MATERIAL:
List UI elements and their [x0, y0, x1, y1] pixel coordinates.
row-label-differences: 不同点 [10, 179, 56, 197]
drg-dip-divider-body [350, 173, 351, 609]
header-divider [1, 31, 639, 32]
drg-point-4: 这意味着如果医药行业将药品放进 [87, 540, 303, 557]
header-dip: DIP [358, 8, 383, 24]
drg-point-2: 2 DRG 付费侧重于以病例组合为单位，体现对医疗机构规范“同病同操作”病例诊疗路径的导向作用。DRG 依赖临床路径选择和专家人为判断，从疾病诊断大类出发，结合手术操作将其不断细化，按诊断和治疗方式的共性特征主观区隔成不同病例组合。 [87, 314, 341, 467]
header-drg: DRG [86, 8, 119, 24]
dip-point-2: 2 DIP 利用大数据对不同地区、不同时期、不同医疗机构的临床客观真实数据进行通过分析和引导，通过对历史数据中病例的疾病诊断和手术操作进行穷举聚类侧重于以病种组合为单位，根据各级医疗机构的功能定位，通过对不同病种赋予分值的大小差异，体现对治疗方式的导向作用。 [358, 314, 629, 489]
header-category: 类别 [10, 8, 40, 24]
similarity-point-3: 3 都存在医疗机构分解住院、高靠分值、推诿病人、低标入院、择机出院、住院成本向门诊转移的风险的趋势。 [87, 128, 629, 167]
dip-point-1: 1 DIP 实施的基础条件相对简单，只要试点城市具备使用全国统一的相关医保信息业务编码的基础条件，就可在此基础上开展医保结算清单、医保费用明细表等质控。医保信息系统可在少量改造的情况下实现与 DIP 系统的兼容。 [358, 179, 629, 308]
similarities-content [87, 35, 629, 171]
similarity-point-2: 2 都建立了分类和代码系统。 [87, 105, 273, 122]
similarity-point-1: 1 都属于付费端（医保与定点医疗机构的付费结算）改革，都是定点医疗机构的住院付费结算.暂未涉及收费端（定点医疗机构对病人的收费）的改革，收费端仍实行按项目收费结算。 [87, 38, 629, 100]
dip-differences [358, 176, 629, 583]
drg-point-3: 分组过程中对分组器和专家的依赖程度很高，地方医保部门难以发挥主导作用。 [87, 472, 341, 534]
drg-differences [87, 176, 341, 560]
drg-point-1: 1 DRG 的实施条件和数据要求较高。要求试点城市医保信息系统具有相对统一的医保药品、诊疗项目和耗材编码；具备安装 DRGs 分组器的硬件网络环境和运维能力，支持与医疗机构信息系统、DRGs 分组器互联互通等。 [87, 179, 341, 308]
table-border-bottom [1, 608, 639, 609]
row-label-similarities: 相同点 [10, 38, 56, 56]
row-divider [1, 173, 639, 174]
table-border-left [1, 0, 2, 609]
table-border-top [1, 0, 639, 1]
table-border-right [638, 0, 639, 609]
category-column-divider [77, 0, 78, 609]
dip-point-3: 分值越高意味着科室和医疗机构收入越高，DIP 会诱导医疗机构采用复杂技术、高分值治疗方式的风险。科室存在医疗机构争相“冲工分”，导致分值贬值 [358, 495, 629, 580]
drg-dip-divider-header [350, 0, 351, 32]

PROBLEM: Turn the listing into a Markdown table with the columns Row and Line. Begin at the first line of the listing and stop after the line that contains "header-dip: DIP [358, 8, 383, 24]", skipping any blank lines.

WRITTEN RESPONSE:
| Row | Line |
|---|---|
| 1 | List UI elements and their [x0, y0, x1, y1] pixel coordinates. |
| 2 | row-label-differences: 不同点 [10, 179, 56, 197] |
| 3 | drg-dip-divider-body [350, 173, 351, 609] |
| 4 | header-divider [1, 31, 639, 32] |
| 5 | drg-point-4: 这意味着如果医药行业将药品放进 [87, 540, 303, 557] |
| 6 | header-dip: DIP [358, 8, 383, 24] |